## What is being asked
All of the data that follows should be retyped exactly, please, except the pictures.

Dataset items
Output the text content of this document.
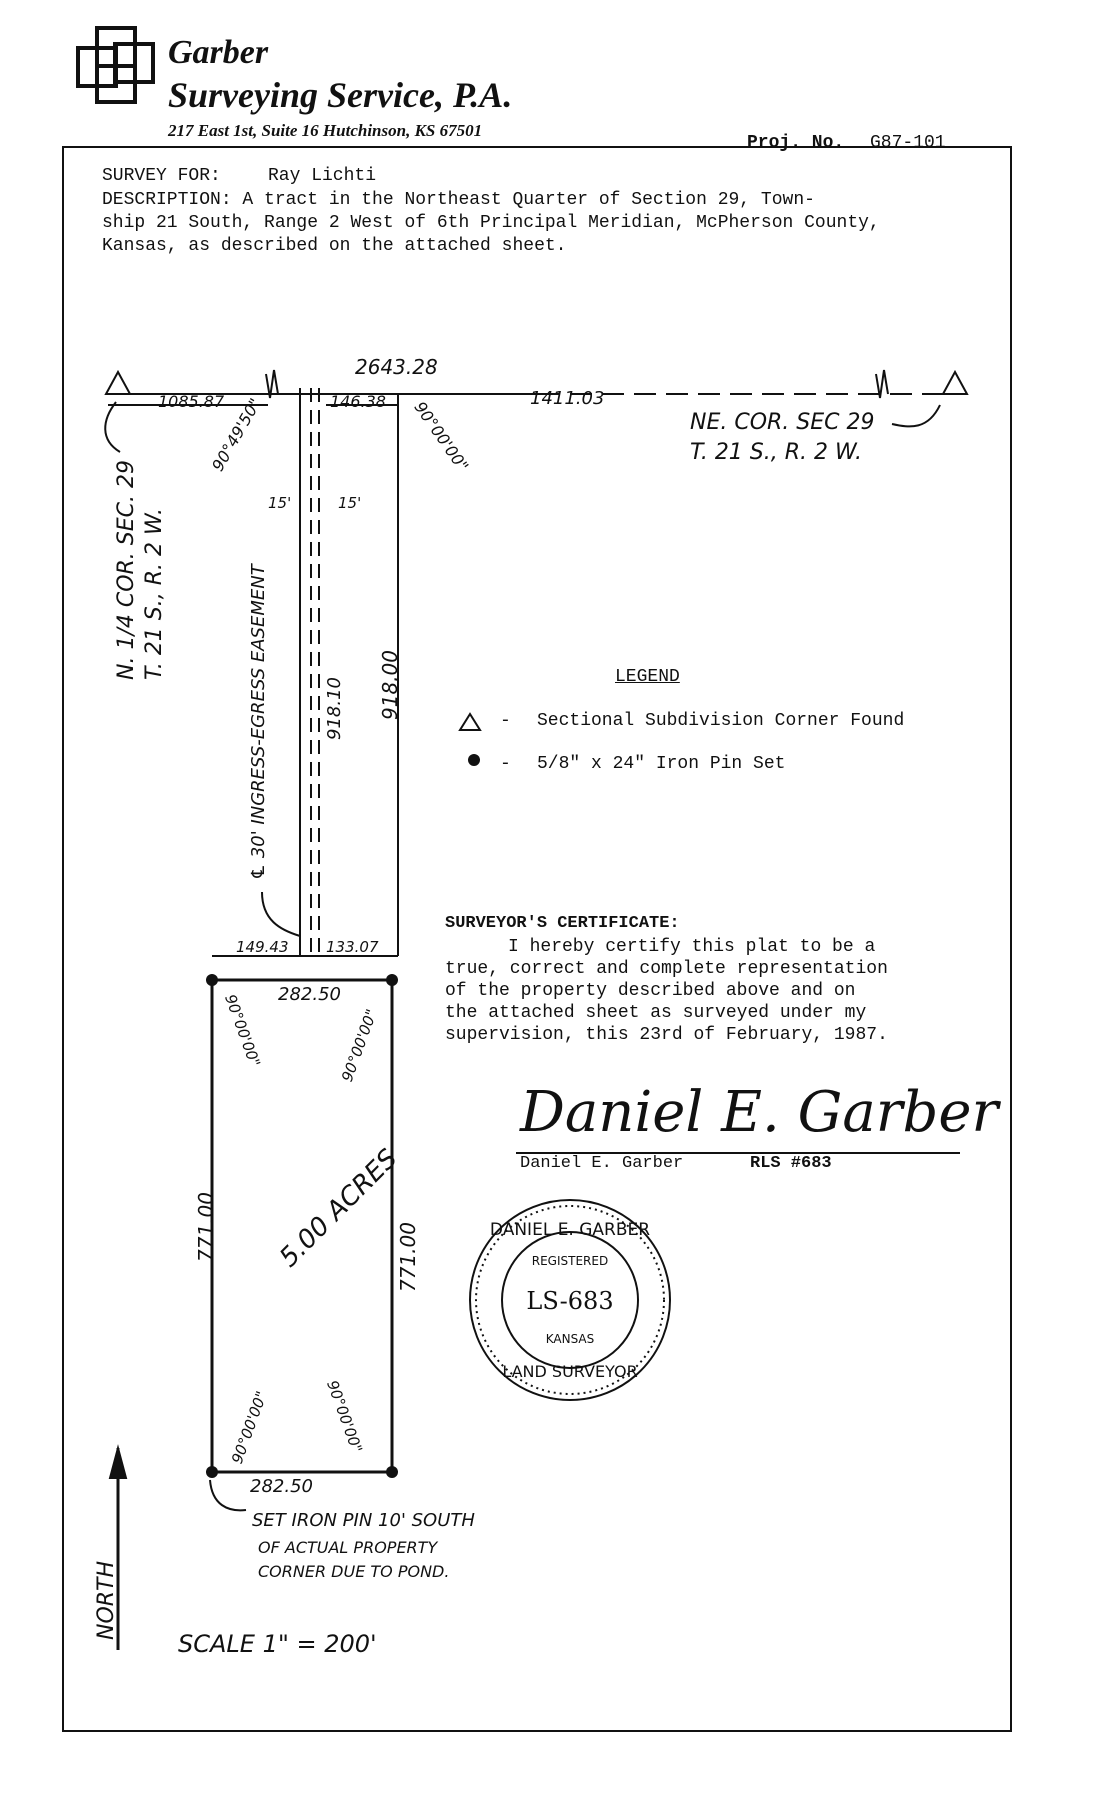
Garber
Surveying Service, P.A.
217 East 1st, Suite 16 Hutchinson, KS 67501
Proj. No. G87-101
SURVEY FOR:	Ray Lichti
DESCRIPTION: A tract in the Northeast Quarter of Section 29, Town-
ship 21 South, Range 2 West of 6th Principal Meridian, McPherson County,
Kansas, as described on the attached sheet.
2643.28
1085.87	146.38	1411.03
90°49'50"	90°00'00"	NE. COR. SEC 29
T. 21 S., R. 2 W.
N. 1/4 COR. SEC. 29 T. 21 S., R. 2 W.	℄ 30' INGRESS-EGRESS EASEMENT
15'	15'
918.10 918.00
149.43	133.07
282.50
282.50
771.00	771.00
5.00 ACRES
90°00'00"	90°00'00"
90°00'00"	90°00'00"
SET IRON PIN 10' SOUTH
OF ACTUAL PROPERTY
CORNER DUE TO POND.
NORTH
SCALE 1" = 200'
LEGEND
- Sectional Subdivision Corner Found
- 5/8" x 24" Iron Pin Set
SURVEYOR'S CERTIFICATE:
I hereby certify this plat to be a
true, correct and complete representation
of the property described above and on
the attached sheet as surveyed under my
supervision, this 23rd of February, 1987.
Daniel E. Garber
Daniel E. Garber	RLS #683
DANIEL E. GARBER
REGISTERED
LS-683
KANSAS
LAND SURVEYOR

## Response to this task
Output the text content of this document.
Garber
Surveying Service, P.A.
217 East 1st, Suite 16 Hutchinson, KS 67501
Proj. No. G87-101
SURVEY FOR:	Ray Lichti
DESCRIPTION: A tract in the Northeast Quarter of Section 29, Town-
ship 21 South, Range 2 West of 6th Principal Meridian, McPherson County,
Kansas, as described on the attached sheet.
2643.28
1085.87	146.38	1411.03
90°49'50"	90°00'00"	NE. COR. SEC 29
T. 21 S., R. 2 W.
N. 1/4 COR. SEC. 29 T. 21 S., R. 2 W.	℄ 30' INGRESS-EGRESS EASEMENT
15'	15'
918.10 918.00
149.43	133.07
282.50
282.50
771.00	771.00
5.00 ACRES
90°00'00"	90°00'00"
90°00'00"	90°00'00"
SET IRON PIN 10' SOUTH
OF ACTUAL PROPERTY
CORNER DUE TO POND.
NORTH
SCALE 1" = 200'
LEGEND
- Sectional Subdivision Corner Found
- 5/8" x 24" Iron Pin Set
SURVEYOR'S CERTIFICATE:
I hereby certify this plat to be a
true, correct and complete representation
of the property described above and on
the attached sheet as surveyed under my
supervision, this 23rd of February, 1987.
Daniel E. Garber
Daniel E. Garber	RLS #683
DANIEL E. GARBER
REGISTERED
LS-683
KANSAS
LAND SURVEYOR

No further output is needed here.